> [Task directions] Gather every line from the entries below that includes "arrow".

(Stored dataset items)
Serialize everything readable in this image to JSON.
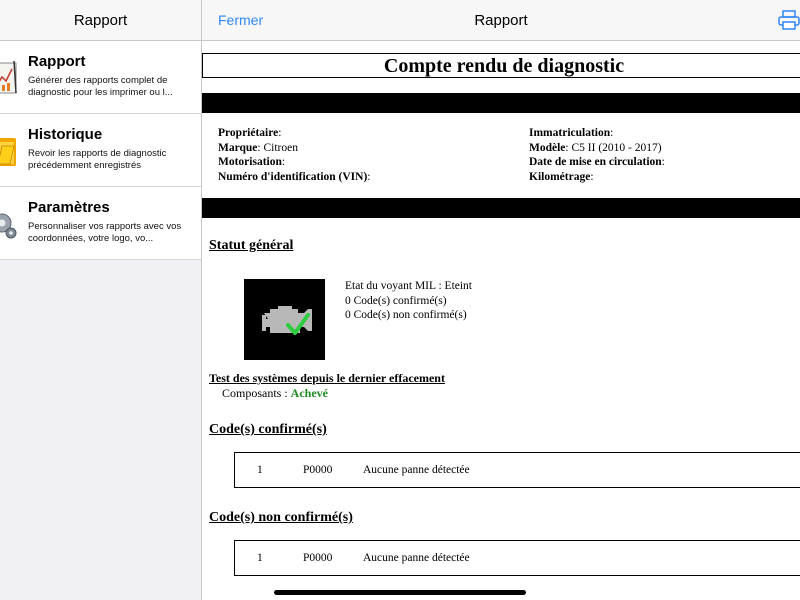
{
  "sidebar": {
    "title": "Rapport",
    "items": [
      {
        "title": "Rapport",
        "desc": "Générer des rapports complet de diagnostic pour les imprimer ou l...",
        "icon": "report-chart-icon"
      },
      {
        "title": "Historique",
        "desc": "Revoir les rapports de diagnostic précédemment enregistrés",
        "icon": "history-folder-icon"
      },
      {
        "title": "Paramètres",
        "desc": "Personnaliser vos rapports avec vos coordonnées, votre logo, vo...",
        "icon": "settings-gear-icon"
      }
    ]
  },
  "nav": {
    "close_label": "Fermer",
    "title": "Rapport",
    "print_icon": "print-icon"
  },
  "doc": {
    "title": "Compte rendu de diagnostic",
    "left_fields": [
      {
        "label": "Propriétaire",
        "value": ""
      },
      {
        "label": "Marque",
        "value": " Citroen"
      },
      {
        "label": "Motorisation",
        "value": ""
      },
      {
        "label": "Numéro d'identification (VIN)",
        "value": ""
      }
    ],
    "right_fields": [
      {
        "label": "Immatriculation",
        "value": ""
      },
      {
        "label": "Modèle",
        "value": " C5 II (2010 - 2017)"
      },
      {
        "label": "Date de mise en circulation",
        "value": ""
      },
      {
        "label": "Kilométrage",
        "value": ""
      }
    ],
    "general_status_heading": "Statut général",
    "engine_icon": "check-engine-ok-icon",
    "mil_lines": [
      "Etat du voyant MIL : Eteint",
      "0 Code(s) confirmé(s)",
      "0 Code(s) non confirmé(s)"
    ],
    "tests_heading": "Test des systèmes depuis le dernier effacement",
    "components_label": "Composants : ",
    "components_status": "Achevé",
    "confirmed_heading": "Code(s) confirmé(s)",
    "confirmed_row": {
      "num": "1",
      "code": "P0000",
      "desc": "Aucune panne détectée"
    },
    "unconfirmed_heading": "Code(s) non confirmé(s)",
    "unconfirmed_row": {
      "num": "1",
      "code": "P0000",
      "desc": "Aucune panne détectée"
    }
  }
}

--

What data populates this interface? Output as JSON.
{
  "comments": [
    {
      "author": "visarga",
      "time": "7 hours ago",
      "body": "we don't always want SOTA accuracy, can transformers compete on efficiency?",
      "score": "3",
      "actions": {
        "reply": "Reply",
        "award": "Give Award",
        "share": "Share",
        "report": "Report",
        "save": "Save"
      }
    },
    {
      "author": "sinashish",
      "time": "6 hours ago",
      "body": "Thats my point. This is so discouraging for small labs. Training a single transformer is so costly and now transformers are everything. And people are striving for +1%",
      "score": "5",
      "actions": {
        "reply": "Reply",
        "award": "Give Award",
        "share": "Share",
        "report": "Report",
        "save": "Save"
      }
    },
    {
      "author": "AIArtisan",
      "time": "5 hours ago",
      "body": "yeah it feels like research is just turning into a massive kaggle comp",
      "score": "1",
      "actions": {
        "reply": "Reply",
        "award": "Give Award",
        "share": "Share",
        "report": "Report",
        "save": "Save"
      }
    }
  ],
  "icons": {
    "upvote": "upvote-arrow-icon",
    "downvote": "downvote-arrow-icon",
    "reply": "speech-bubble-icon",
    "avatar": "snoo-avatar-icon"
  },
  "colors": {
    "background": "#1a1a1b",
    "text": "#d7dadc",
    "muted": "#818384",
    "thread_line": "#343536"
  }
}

> [Exercise result]
    "upvote": "upvote-arrow-icon",
    "downvote": "downvote-arrow-icon",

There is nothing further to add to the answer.